Reformat the rows from the very start through the line containing "The top cover panel 65 is at (241, 77).", both ends included, as a Markdown table with two columns, No. and Content. Put a row number in the first column and the line itself in the second, and skip blank lines.

* * * * *

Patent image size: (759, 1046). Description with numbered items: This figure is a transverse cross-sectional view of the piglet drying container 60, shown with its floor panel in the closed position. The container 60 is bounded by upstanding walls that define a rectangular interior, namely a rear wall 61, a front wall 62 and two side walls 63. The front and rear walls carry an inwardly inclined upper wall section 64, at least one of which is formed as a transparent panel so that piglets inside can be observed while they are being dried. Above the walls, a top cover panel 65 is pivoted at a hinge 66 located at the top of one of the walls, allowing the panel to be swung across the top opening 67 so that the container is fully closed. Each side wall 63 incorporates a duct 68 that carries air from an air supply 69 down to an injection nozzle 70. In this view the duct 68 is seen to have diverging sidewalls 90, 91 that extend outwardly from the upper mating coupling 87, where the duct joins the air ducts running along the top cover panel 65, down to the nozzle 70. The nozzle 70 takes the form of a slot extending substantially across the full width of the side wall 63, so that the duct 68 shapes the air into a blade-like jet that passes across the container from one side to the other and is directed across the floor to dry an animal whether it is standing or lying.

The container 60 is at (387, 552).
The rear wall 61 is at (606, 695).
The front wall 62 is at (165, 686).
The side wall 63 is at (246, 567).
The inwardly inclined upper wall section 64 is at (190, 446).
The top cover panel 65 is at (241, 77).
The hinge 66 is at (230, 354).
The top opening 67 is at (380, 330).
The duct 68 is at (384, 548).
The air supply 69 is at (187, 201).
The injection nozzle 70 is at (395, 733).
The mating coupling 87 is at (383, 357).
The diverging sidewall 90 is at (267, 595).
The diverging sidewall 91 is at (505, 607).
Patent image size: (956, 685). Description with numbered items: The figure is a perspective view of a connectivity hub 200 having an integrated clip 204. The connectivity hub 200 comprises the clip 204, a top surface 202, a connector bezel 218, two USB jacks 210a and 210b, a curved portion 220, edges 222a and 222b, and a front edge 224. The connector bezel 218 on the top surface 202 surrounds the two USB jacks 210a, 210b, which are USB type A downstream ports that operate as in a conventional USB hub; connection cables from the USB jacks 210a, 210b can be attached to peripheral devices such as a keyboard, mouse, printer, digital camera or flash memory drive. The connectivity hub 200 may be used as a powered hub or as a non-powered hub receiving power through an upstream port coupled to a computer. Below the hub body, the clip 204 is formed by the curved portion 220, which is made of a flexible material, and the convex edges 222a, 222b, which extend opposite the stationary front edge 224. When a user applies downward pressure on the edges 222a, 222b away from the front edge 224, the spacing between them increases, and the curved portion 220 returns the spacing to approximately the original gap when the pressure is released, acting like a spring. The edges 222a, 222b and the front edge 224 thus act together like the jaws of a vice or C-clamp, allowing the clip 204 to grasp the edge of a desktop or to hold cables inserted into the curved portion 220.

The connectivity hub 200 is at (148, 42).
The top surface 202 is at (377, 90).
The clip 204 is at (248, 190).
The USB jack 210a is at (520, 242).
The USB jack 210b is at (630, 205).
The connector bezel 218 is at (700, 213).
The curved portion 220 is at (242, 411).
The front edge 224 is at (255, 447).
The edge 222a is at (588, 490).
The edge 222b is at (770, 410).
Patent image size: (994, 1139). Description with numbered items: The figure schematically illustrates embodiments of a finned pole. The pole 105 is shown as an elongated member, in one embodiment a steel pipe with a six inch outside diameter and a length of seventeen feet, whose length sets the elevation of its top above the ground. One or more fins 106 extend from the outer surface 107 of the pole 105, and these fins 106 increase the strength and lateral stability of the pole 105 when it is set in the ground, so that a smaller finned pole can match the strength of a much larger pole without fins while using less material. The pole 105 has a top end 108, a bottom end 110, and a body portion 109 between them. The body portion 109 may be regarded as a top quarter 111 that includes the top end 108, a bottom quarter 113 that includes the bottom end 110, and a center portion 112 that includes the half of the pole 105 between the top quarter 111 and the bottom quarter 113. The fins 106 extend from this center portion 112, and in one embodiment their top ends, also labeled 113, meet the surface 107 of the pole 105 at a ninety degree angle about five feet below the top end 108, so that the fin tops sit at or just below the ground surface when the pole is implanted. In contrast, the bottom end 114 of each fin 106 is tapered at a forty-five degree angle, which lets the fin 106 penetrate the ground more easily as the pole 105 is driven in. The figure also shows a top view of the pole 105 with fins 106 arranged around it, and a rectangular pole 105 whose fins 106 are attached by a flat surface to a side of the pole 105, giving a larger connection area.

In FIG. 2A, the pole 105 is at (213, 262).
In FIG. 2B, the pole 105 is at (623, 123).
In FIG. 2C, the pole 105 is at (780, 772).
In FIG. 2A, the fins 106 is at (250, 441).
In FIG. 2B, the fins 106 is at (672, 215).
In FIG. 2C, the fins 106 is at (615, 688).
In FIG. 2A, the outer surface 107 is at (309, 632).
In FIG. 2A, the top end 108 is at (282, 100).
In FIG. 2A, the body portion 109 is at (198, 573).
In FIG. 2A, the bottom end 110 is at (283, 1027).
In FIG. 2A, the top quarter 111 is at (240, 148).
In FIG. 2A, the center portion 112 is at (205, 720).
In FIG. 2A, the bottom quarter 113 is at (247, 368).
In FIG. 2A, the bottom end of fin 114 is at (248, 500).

* * * * *

## RESPONSE TO THE EXERCISE
| No. | Content |
|---|---|
| 1 | Patent image size: (759, 1046). Description with numbered items: This figure is a transverse cross-sectional view of the piglet drying container 60, shown with its floor panel in the closed position. The container 60 is bounded by upstanding walls that define a rectangular interior, namely a rear wall 61, a front wall 62 and two side walls 63. The front and rear walls carry an inwardly inclined upper wall section 64, at least one of which is formed as a transparent panel so that piglets inside can be observed while they are being dried. Above the walls, a top cover panel 65 is pivoted at a hinge 66 located at the top of one of the walls, allowing the panel to be swung across the top opening 67 so that the container is fully closed. Each side wall 63 incorporates a duct 68 that carries air from an air supply 69 down to an injection nozzle 70. In this view the duct 68 is seen to have diverging sidewalls 90, 91 that extend outwardly from the upper mating coupling 87, where the duct joins the air ducts running along the top cover panel 65, down to the nozzle 70. The nozzle 70 takes the form of a slot extending substantially across the full width of the side wall 63, so that the duct 68 shapes the air into a blade-like jet that passes across the container from one side to the other and is directed across the floor to dry an animal whether it is standing or lying. |
| 2 | The container 60 is at (387, 552). |
| 3 | The rear wall 61 is at (606, 695). |
| 4 | The front wall 62 is at (165, 686). |
| 5 | The side wall 63 is at (246, 567). |
| 6 | The inwardly inclined upper wall section 64 is at (190, 446). |
| 7 | The top cover panel 65 is at (241, 77). |